# EXERCISE DETAILS:
The entries below need to be written out exactly, with no pictures included.

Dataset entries
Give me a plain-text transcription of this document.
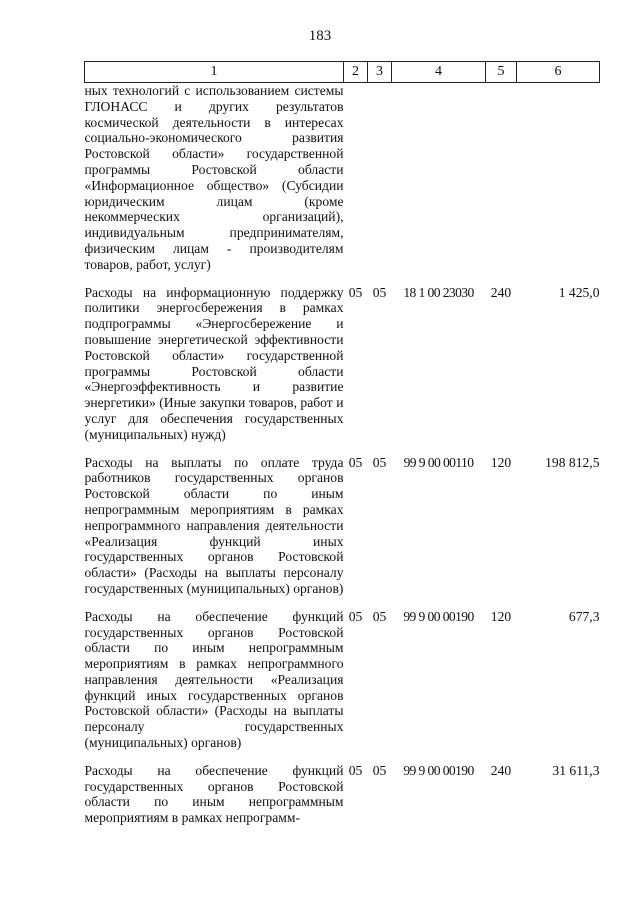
183
1	2	3	4	5	6
ных технологий с использованием системы ГЛОНАСС и других результатов космической деятельности в интересах социально-экономического развития Ростовской области» государственной программы Ростовской области «Информационное общество» (Субсидии юридическим лицам (кроме некоммерческих организаций), индивидуальным предпринимателям, физическим лицам - производителям товаров, работ, услуг)					

Расходы на информационную поддержку политики энергосбережения в рамках подпрограммы «Энергосбережение и повышение энергетической эффективности Ростовской области» государственной программы Ростовской области «Энергоэффективность и развитие энергетики» (Иные закупки товаров, работ и услуг для обеспечения государственных (муниципальных) нужд)	05	05	18 1 00 23030	240	1 425,0

Расходы на выплаты по оплате труда работников государственных органов Ростовской области по иным непрограммным мероприятиям в рамках непрограммного направления деятельности «Реализация функций иных государственных органов Ростовской области» (Расходы на выплаты персоналу государственных (муниципальных) органов)	05	05	99 9 00 00110	120	198 812,5

Расходы на обеспечение функций государственных органов Ростовской области по иным непрограммным мероприятиям в рамках непрограммного направления деятельности «Реализация функций иных государственных органов Ростовской области» (Расходы на выплаты персоналу государственных (муниципальных) органов)	05	05	99 9 00 00190	120	677,3

Расходы на обеспечение функций государственных органов Ростовской области по иным непрограммным мероприятиям в рамках непрограмм-	05	05	99 9 00 00190	240	31 611,3
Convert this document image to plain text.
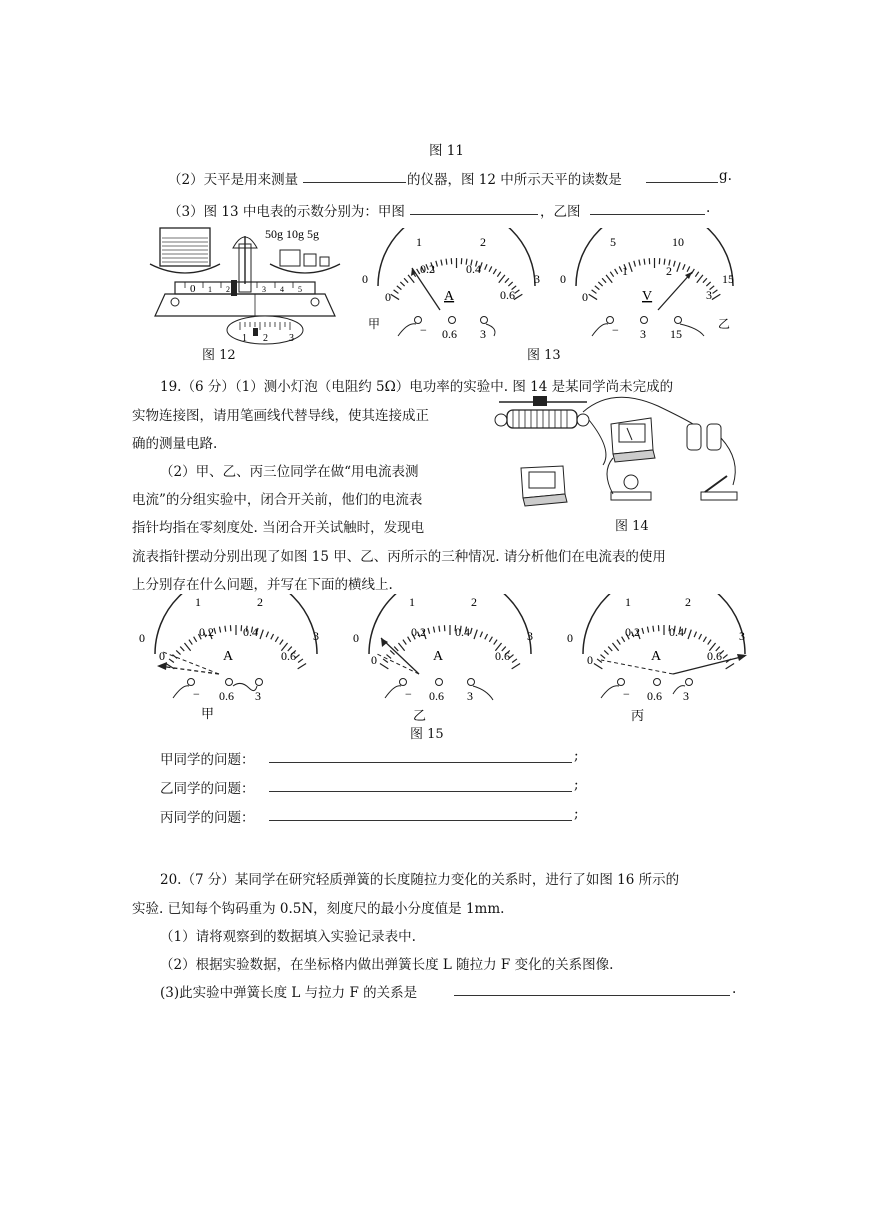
图 11
（2）天平是用来测量	的仪器，图 12 中所示天平的读数是	g.
（3）图 13 中电表的示数分别为：甲图	，乙图	.
50g 10g 5g
0 1 2	3 4 5
1 2 3
图 12
0
1	2
3
0
0.2	0.4
0.6
A
− 0.6 3
甲
0
5	10
15
0
1	2
3
V
− 3 15
乙
图 13
19.（6 分）（1）测小灯泡（电阻约 5Ω）电功率的实验中. 图 14 是某同学尚未完成的
实物连接图，请用笔画线代替导线，使其连接成正
确的测量电路.
（2）甲、乙、丙三位同学在做“用电流表测
电流”的分组实验中，闭合开关前，他们的电流表
指针均指在零刻度处. 当闭合开关试触时，发现电
流表指针摆动分别出现了如图 15 甲、乙、丙所示的三种情况. 请分析他们在电流表的使用
上分别存在什么问题，并写在下面的横线上.
图 14
0
1	2
3
0
0.2 0.4
0.6
A
− 0.6 3
甲
0
1	2
3
0
0.2 0.4
0.6
A
− 0.6 3
乙
0
1	2
3
0
0.2 0.4
0.6
A
− 0.6 3
丙
图 15
甲同学的问题：	;
乙同学的问题：	;
丙同学的问题：	;
20.（7 分）某同学在研究轻质弹簧的长度随拉力变化的关系时，进行了如图 16 所示的
实验. 已知每个钩码重为 0.5N，刻度尺的最小分度值是 1mm.
（1）请将观察到的数据填入实验记录表中.
（2）根据实验数据，在坐标格内做出弹簧长度 L 随拉力 F 变化的关系图像.
(3)此实验中弹簧长度 L 与拉力 F 的关系是	.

# TASK SOLUTION:
Give me a plain-text transcription of this document.
183
1	2	3	4	5	6
ных технологий с использованием системы ГЛОНАСС и других результатов космической деятельности в интересах социально-экономического развития Ростовской области» государственной программы Ростовской области «Информационное общество» (Субсидии юридическим лицам (кроме некоммерческих организаций), индивидуальным предпринимателям, физическим лицам - производителям товаров, работ, услуг)					

Расходы на информационную поддержку политики энергосбережения в рамках подпрограммы «Энергосбережение и повышение энергетической эффективности Ростовской области» государственной программы Ростовской области «Энергоэффективность и развитие энергетики» (Иные закупки товаров, работ и услуг для обеспечения государственных (муниципальных) нужд)	05	05	18 1 00 23030	240	1 425,0

Расходы на выплаты по оплате труда работников государственных органов Ростовской области по иным непрограммным мероприятиям в рамках непрограммного направления деятельности «Реализация функций иных государственных органов Ростовской области» (Расходы на выплаты персоналу государственных (муниципальных) органов)	05	05	99 9 00 00110	120	198 812,5

Расходы на обеспечение функций государственных органов Ростовской области по иным непрограммным мероприятиям в рамках непрограммного направления деятельности «Реализация функций иных государственных органов Ростовской области» (Расходы на выплаты персоналу государственных (муниципальных) органов)	05	05	99 9 00 00190	120	677,3

Расходы на обеспечение функций государственных органов Ростовской области по иным непрограммным мероприятиям в рамках непрограмм-	05	05	99 9 00 00190	240	31 611,3
Convert this document image to plain text.
图 11
（2）天平是用来测量	的仪器，图 12 中所示天平的读数是	g.
（3）图 13 中电表的示数分别为：甲图	，乙图	.
50g 10g 5g
0 1 2	3 4 5
1 2 3
图 12
0
1	2
3
0
0.2	0.4
0.6
A
− 0.6 3
甲
0
5	10
15
0
1	2
3
V
− 3 15
乙
图 13
19.（6 分）（1）测小灯泡（电阻约 5Ω）电功率的实验中. 图 14 是某同学尚未完成的
实物连接图，请用笔画线代替导线，使其连接成正
确的测量电路.
（2）甲、乙、丙三位同学在做“用电流表测
电流”的分组实验中，闭合开关前，他们的电流表
指针均指在零刻度处. 当闭合开关试触时，发现电
流表指针摆动分别出现了如图 15 甲、乙、丙所示的三种情况. 请分析他们在电流表的使用
上分别存在什么问题，并写在下面的横线上.
图 14
0
1	2
3
0
0.2 0.4
0.6
A
− 0.6 3
甲
0
1	2
3
0
0.2 0.4
0.6
A
− 0.6 3
乙
0
1	2
3
0
0.2 0.4
0.6
A
− 0.6 3
丙
图 15
甲同学的问题：	;
乙同学的问题：	;
丙同学的问题：	;
20.（7 分）某同学在研究轻质弹簧的长度随拉力变化的关系时，进行了如图 16 所示的
实验. 已知每个钩码重为 0.5N，刻度尺的最小分度值是 1mm.
（1）请将观察到的数据填入实验记录表中.
（2）根据实验数据，在坐标格内做出弹簧长度 L 随拉力 F 变化的关系图像.
(3)此实验中弹簧长度 L 与拉力 F 的关系是	.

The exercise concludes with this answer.